Stored data:
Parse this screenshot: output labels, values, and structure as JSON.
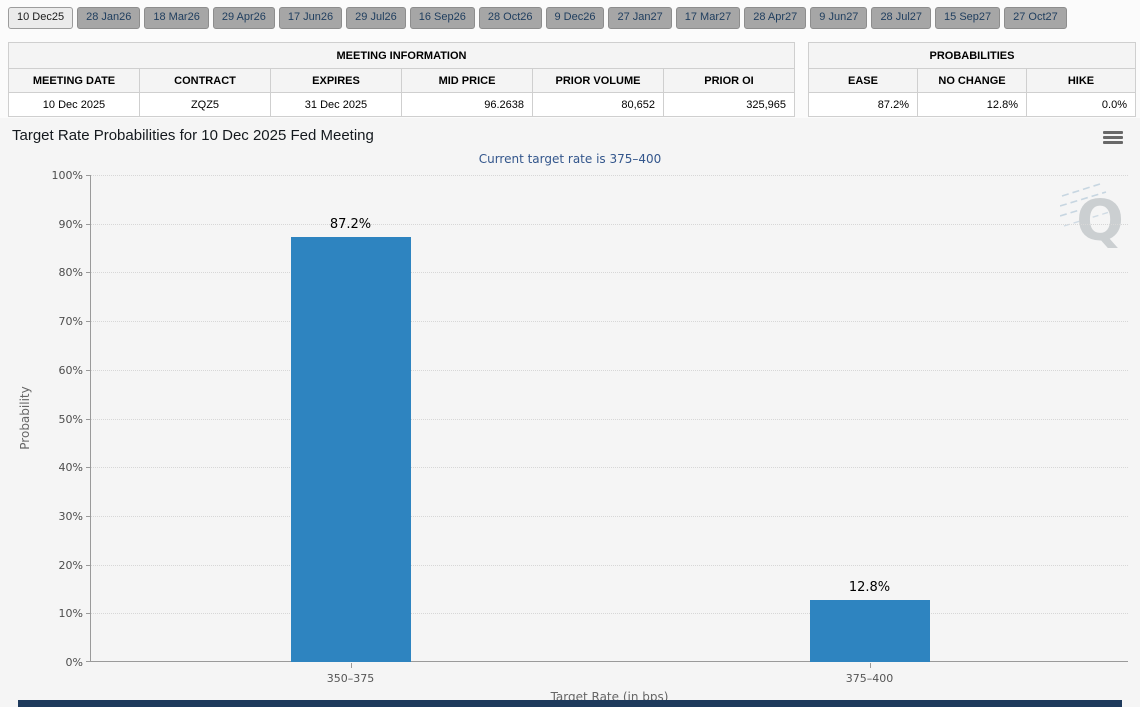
{
  "tabs": {
    "items": [
      {
        "label": "10 Dec25",
        "selected": true
      },
      {
        "label": "28 Jan26",
        "selected": false
      },
      {
        "label": "18 Mar26",
        "selected": false
      },
      {
        "label": "29 Apr26",
        "selected": false
      },
      {
        "label": "17 Jun26",
        "selected": false
      },
      {
        "label": "29 Jul26",
        "selected": false
      },
      {
        "label": "16 Sep26",
        "selected": false
      },
      {
        "label": "28 Oct26",
        "selected": false
      },
      {
        "label": "9 Dec26",
        "selected": false
      },
      {
        "label": "27 Jan27",
        "selected": false
      },
      {
        "label": "17 Mar27",
        "selected": false
      },
      {
        "label": "28 Apr27",
        "selected": false
      },
      {
        "label": "9 Jun27",
        "selected": false
      },
      {
        "label": "28 Jul27",
        "selected": false
      },
      {
        "label": "15 Sep27",
        "selected": false
      },
      {
        "label": "27 Oct27",
        "selected": false
      }
    ]
  },
  "meeting_info": {
    "title": "MEETING INFORMATION",
    "columns": [
      "MEETING DATE",
      "CONTRACT",
      "EXPIRES",
      "MID PRICE",
      "PRIOR VOLUME",
      "PRIOR OI"
    ],
    "row": [
      "10 Dec 2025",
      "ZQZ5",
      "31 Dec 2025",
      "96.2638",
      "80,652",
      "325,965"
    ]
  },
  "probabilities": {
    "title": "PROBABILITIES",
    "columns": [
      "EASE",
      "NO CHANGE",
      "HIKE"
    ],
    "row": [
      "87.2%",
      "12.8%",
      "0.0%"
    ]
  },
  "chart_data": {
    "type": "bar",
    "title": "Target Rate Probabilities for 10 Dec 2025 Fed Meeting",
    "subtitle": "Current target rate is 375–400",
    "categories": [
      "350–375",
      "375–400"
    ],
    "values": [
      87.2,
      12.8
    ],
    "value_labels": [
      "87.2%",
      "12.8%"
    ],
    "xlabel": "Target Rate (in bps)",
    "ylabel": "Probability",
    "ylim": [
      0,
      100
    ],
    "ytick_step": 10,
    "ytick_suffix": "%",
    "grid": true,
    "legend": "none",
    "bar_color": "#2e84c0",
    "watermark": "Q"
  }
}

- The task
All the material shown above is to be copied exactly, with no pictures carried over.

- Exercise solution
Parse this screenshot: output labels, values, and structure as JSON.
{
  "tabs": {
    "items": [
      {
        "label": "10 Dec25",
        "selected": true
      },
      {
        "label": "28 Jan26",
        "selected": false
      },
      {
        "label": "18 Mar26",
        "selected": false
      },
      {
        "label": "29 Apr26",
        "selected": false
      },
      {
        "label": "17 Jun26",
        "selected": false
      },
      {
        "label": "29 Jul26",
        "selected": false
      },
      {
        "label": "16 Sep26",
        "selected": false
      },
      {
        "label": "28 Oct26",
        "selected": false
      },
      {
        "label": "9 Dec26",
        "selected": false
      },
      {
        "label": "27 Jan27",
        "selected": false
      },
      {
        "label": "17 Mar27",
        "selected": false
      },
      {
        "label": "28 Apr27",
        "selected": false
      },
      {
        "label": "9 Jun27",
        "selected": false
      },
      {
        "label": "28 Jul27",
        "selected": false
      },
      {
        "label": "15 Sep27",
        "selected": false
      },
      {
        "label": "27 Oct27",
        "selected": false
      }
    ]
  },
  "meeting_info": {
    "title": "MEETING INFORMATION",
    "columns": [
      "MEETING DATE",
      "CONTRACT",
      "EXPIRES",
      "MID PRICE",
      "PRIOR VOLUME",
      "PRIOR OI"
    ],
    "row": [
      "10 Dec 2025",
      "ZQZ5",
      "31 Dec 2025",
      "96.2638",
      "80,652",
      "325,965"
    ]
  },
  "probabilities": {
    "title": "PROBABILITIES",
    "columns": [
      "EASE",
      "NO CHANGE",
      "HIKE"
    ],
    "row": [
      "87.2%",
      "12.8%",
      "0.0%"
    ]
  },
  "chart_data": {
    "type": "bar",
    "title": "Target Rate Probabilities for 10 Dec 2025 Fed Meeting",
    "subtitle": "Current target rate is 375–400",
    "categories": [
      "350–375",
      "375–400"
    ],
    "values": [
      87.2,
      12.8
    ],
    "value_labels": [
      "87.2%",
      "12.8%"
    ],
    "xlabel": "Target Rate (in bps)",
    "ylabel": "Probability",
    "ylim": [
      0,
      100
    ],
    "ytick_step": 10,
    "ytick_suffix": "%",
    "grid": true,
    "legend": "none",
    "bar_color": "#2e84c0",
    "watermark": "Q"
  }
}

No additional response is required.